───── Input
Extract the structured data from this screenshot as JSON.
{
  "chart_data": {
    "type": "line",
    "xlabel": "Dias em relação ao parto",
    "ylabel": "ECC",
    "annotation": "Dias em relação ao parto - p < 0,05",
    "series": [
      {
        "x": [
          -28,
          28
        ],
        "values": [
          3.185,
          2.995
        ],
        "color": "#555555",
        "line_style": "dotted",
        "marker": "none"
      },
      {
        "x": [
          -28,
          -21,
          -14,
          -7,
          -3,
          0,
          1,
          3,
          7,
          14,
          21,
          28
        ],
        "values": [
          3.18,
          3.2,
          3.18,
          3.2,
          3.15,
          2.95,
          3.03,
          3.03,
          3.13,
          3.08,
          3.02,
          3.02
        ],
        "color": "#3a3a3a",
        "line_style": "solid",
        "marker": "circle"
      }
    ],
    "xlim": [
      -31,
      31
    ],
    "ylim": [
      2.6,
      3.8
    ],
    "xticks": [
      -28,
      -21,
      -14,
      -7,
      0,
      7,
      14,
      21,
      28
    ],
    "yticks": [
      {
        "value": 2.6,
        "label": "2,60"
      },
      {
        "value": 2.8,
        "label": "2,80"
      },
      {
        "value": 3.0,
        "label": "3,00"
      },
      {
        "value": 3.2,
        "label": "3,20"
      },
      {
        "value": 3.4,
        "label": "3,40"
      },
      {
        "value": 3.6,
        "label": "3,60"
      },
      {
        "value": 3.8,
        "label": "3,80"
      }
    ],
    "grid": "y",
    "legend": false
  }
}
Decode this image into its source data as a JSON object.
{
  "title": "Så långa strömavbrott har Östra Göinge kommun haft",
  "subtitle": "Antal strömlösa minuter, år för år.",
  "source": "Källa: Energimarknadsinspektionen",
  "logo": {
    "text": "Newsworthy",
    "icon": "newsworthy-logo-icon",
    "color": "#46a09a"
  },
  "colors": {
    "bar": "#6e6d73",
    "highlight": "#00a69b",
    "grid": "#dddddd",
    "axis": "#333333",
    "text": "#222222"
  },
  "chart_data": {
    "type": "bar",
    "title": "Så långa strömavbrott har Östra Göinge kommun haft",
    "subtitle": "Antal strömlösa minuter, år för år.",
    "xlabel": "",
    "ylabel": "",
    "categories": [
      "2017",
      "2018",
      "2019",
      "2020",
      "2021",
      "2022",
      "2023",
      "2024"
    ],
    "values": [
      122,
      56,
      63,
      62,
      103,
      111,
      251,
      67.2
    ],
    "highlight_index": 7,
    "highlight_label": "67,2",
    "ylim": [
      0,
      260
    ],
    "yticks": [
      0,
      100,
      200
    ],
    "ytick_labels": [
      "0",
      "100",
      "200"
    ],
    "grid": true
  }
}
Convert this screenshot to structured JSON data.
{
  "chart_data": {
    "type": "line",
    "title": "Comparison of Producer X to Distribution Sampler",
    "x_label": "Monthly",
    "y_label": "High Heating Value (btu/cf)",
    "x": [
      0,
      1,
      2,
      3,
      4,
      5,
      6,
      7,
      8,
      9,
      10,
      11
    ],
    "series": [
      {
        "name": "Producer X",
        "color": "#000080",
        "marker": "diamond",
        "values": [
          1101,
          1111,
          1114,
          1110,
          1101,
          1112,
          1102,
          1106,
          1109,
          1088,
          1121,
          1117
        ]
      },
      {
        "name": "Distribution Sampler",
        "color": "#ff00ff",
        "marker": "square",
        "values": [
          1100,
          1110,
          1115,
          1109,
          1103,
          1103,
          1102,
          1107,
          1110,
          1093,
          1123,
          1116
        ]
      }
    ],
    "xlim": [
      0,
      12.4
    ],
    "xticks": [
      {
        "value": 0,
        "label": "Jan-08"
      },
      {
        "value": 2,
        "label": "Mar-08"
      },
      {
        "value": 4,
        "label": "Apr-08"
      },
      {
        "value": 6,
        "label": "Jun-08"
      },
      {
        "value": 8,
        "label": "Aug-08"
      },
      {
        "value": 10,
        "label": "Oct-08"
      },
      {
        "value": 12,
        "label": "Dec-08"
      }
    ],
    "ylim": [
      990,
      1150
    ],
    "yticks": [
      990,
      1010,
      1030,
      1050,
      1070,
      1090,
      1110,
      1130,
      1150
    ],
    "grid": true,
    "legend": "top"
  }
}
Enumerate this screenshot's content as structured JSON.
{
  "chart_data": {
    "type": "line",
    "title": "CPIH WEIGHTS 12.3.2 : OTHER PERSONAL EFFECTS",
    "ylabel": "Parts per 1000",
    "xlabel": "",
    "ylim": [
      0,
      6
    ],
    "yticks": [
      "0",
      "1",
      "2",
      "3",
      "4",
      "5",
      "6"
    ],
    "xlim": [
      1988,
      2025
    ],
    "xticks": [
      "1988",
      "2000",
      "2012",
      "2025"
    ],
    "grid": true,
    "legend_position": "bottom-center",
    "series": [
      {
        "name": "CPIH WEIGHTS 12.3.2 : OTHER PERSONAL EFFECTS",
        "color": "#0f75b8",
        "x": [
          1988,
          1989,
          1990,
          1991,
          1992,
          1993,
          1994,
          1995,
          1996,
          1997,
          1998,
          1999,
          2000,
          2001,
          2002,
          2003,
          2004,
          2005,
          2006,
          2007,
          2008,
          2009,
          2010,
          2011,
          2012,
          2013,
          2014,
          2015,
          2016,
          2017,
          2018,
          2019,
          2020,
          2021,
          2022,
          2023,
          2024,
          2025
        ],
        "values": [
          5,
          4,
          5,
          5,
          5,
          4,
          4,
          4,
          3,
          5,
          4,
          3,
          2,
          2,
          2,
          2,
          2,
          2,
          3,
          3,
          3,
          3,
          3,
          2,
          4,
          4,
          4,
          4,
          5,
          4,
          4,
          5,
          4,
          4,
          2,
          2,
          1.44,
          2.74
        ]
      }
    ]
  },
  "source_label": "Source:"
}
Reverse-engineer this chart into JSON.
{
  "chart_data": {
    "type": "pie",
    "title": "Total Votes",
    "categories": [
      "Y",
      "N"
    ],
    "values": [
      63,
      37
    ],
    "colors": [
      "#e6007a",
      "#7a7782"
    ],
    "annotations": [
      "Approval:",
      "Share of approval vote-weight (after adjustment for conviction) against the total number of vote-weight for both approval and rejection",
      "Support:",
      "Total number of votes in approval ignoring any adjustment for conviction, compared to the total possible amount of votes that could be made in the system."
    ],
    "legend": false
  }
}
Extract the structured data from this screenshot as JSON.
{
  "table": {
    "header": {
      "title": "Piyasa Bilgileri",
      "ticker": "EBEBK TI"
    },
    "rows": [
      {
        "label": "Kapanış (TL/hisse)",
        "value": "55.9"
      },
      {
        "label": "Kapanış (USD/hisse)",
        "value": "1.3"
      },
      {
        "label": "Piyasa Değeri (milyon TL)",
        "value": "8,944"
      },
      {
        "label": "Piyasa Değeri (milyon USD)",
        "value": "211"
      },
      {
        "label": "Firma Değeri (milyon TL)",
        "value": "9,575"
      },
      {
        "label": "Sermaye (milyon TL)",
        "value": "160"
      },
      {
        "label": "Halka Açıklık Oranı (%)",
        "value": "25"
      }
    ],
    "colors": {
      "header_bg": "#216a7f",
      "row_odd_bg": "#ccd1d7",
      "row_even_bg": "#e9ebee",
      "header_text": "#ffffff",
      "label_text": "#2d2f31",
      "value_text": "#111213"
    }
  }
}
──────────
Please reproduce every line of the material word for word.

Extract the structured data from this screenshot as JSON.
{
  "chart_data": {
    "type": "line",
    "xlabel": "Dias em relação ao parto",
    "ylabel": "ECC",
    "annotation": "Dias em relação ao parto - p < 0,05",
    "series": [
      {
        "x": [
          -28,
          28
        ],
        "values": [
          3.185,
          2.995
        ],
        "color": "#555555",
        "line_style": "dotted",
        "marker": "none"
      },
      {
        "x": [
          -28,
          -21,
          -14,
          -7,
          -3,
          0,
          1,
          3,
          7,
          14,
          21,
          28
        ],
        "values": [
          3.18,
          3.2,
          3.18,
          3.2,
          3.15,
          2.95,
          3.03,
          3.03,
          3.13,
          3.08,
          3.02,
          3.02
        ],
        "color": "#3a3a3a",
        "line_style": "solid",
        "marker": "circle"
      }
    ],
    "xlim": [
      -31,
      31
    ],
    "ylim": [
      2.6,
      3.8
    ],
    "xticks": [
      -28,
      -21,
      -14,
      -7,
      0,
      7,
      14,
      21,
      28
    ],
    "yticks": [
      {
        "value": 2.6,
        "label": "2,60"
      },
      {
        "value": 2.8,
        "label": "2,80"
      },
      {
        "value": 3.0,
        "label": "3,00"
      },
      {
        "value": 3.2,
        "label": "3,20"
      },
      {
        "value": 3.4,
        "label": "3,40"
      },
      {
        "value": 3.6,
        "label": "3,60"
      },
      {
        "value": 3.8,
        "label": "3,80"
      }
    ],
    "grid": "y",
    "legend": false
  }
}
Decode this image into its source data as a JSON object.
{
  "title": "Så långa strömavbrott har Östra Göinge kommun haft",
  "subtitle": "Antal strömlösa minuter, år för år.",
  "source": "Källa: Energimarknadsinspektionen",
  "logo": {
    "text": "Newsworthy",
    "icon": "newsworthy-logo-icon",
    "color": "#46a09a"
  },
  "colors": {
    "bar": "#6e6d73",
    "highlight": "#00a69b",
    "grid": "#dddddd",
    "axis": "#333333",
    "text": "#222222"
  },
  "chart_data": {
    "type": "bar",
    "title": "Så långa strömavbrott har Östra Göinge kommun haft",
    "subtitle": "Antal strömlösa minuter, år för år.",
    "xlabel": "",
    "ylabel": "",
    "categories": [
      "2017",
      "2018",
      "2019",
      "2020",
      "2021",
      "2022",
      "2023",
      "2024"
    ],
    "values": [
      122,
      56,
      63,
      62,
      103,
      111,
      251,
      67.2
    ],
    "highlight_index": 7,
    "highlight_label": "67,2",
    "ylim": [
      0,
      260
    ],
    "yticks": [
      0,
      100,
      200
    ],
    "ytick_labels": [
      "0",
      "100",
      "200"
    ],
    "grid": true
  }
}
Convert this screenshot to structured JSON data.
{
  "chart_data": {
    "type": "line",
    "title": "Comparison of Producer X to Distribution Sampler",
    "x_label": "Monthly",
    "y_label": "High Heating Value (btu/cf)",
    "x": [
      0,
      1,
      2,
      3,
      4,
      5,
      6,
      7,
      8,
      9,
      10,
      11
    ],
    "series": [
      {
        "name": "Producer X",
        "color": "#000080",
        "marker": "diamond",
        "values": [
          1101,
          1111,
          1114,
          1110,
          1101,
          1112,
          1102,
          1106,
          1109,
          1088,
          1121,
          1117
        ]
      },
      {
        "name": "Distribution Sampler",
        "color": "#ff00ff",
        "marker": "square",
        "values": [
          1100,
          1110,
          1115,
          1109,
          1103,
          1103,
          1102,
          1107,
          1110,
          1093,
          1123,
          1116
        ]
      }
    ],
    "xlim": [
      0,
      12.4
    ],
    "xticks": [
      {
        "value": 0,
        "label": "Jan-08"
      },
      {
        "value": 2,
        "label": "Mar-08"
      },
      {
        "value": 4,
        "label": "Apr-08"
      },
      {
        "value": 6,
        "label": "Jun-08"
      },
      {
        "value": 8,
        "label": "Aug-08"
      },
      {
        "value": 10,
        "label": "Oct-08"
      },
      {
        "value": 12,
        "label": "Dec-08"
      }
    ],
    "ylim": [
      990,
      1150
    ],
    "yticks": [
      990,
      1010,
      1030,
      1050,
      1070,
      1090,
      1110,
      1130,
      1150
    ],
    "grid": true,
    "legend": "top"
  }
}
Enumerate this screenshot's content as structured JSON.
{
  "chart_data": {
    "type": "line",
    "title": "CPIH WEIGHTS 12.3.2 : OTHER PERSONAL EFFECTS",
    "ylabel": "Parts per 1000",
    "xlabel": "",
    "ylim": [
      0,
      6
    ],
    "yticks": [
      "0",
      "1",
      "2",
      "3",
      "4",
      "5",
      "6"
    ],
    "xlim": [
      1988,
      2025
    ],
    "xticks": [
      "1988",
      "2000",
      "2012",
      "2025"
    ],
    "grid": true,
    "legend_position": "bottom-center",
    "series": [
      {
        "name": "CPIH WEIGHTS 12.3.2 : OTHER PERSONAL EFFECTS",
        "color": "#0f75b8",
        "x": [
          1988,
          1989,
          1990,
          1991,
          1992,
          1993,
          1994,
          1995,
          1996,
          1997,
          1998,
          1999,
          2000,
          2001,
          2002,
          2003,
          2004,
          2005,
          2006,
          2007,
          2008,
          2009,
          2010,
          2011,
          2012,
          2013,
          2014,
          2015,
          2016,
          2017,
          2018,
          2019,
          2020,
          2021,
          2022,
          2023,
          2024,
          2025
        ],
        "values": [
          5,
          4,
          5,
          5,
          5,
          4,
          4,
          4,
          3,
          5,
          4,
          3,
          2,
          2,
          2,
          2,
          2,
          2,
          3,
          3,
          3,
          3,
          3,
          2,
          4,
          4,
          4,
          4,
          5,
          4,
          4,
          5,
          4,
          4,
          2,
          2,
          1.44,
          2.74
        ]
      }
    ]
  },
  "source_label": "Source:"
}
Reverse-engineer this chart into JSON.
{
  "chart_data": {
    "type": "pie",
    "title": "Total Votes",
    "categories": [
      "Y",
      "N"
    ],
    "values": [
      63,
      37
    ],
    "colors": [
      "#e6007a",
      "#7a7782"
    ],
    "annotations": [
      "Approval:",
      "Share of approval vote-weight (after adjustment for conviction) against the total number of vote-weight for both approval and rejection",
      "Support:",
      "Total number of votes in approval ignoring any adjustment for conviction, compared to the total possible amount of votes that could be made in the system."
    ],
    "legend": false
  }
}
Extract the structured data from this screenshot as JSON.
{
  "table": {
    "header": {
      "title": "Piyasa Bilgileri",
      "ticker": "EBEBK TI"
    },
    "rows": [
      {
        "label": "Kapanış (TL/hisse)",
        "value": "55.9"
      },
      {
        "label": "Kapanış (USD/hisse)",
        "value": "1.3"
      },
      {
        "label": "Piyasa Değeri (milyon TL)",
        "value": "8,944"
      },
      {
        "label": "Piyasa Değeri (milyon USD)",
        "value": "211"
      },
      {
        "label": "Firma Değeri (milyon TL)",
        "value": "9,575"
      },
      {
        "label": "Sermaye (milyon TL)",
        "value": "160"
      },
      {
        "label": "Halka Açıklık Oranı (%)",
        "value": "25"
      }
    ],
    "colors": {
      "header_bg": "#216a7f",
      "row_odd_bg": "#ccd1d7",
      "row_even_bg": "#e9ebee",
      "header_text": "#ffffff",
      "label_text": "#2d2f31",
      "value_text": "#111213"
    }
  }
}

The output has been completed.